◆ Short problem ◆
Locate each line of the material that contains "Subscribers", then return it.
-------- Dataset rows --------
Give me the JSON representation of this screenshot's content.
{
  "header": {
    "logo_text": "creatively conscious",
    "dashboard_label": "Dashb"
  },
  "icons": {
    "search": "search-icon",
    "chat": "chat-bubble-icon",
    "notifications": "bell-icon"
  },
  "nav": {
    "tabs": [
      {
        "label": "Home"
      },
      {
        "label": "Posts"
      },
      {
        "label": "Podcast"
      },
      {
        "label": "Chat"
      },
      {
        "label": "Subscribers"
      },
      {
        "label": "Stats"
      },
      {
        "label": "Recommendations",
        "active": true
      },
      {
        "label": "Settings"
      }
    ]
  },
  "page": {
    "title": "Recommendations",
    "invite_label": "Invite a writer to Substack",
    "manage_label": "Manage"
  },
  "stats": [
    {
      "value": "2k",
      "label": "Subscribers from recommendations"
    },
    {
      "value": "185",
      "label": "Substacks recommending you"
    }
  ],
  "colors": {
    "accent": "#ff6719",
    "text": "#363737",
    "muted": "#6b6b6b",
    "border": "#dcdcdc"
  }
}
--------
◆ Response to the task ◆
        "label": "Subscribers"
      "label": "Subscribers from recommendations"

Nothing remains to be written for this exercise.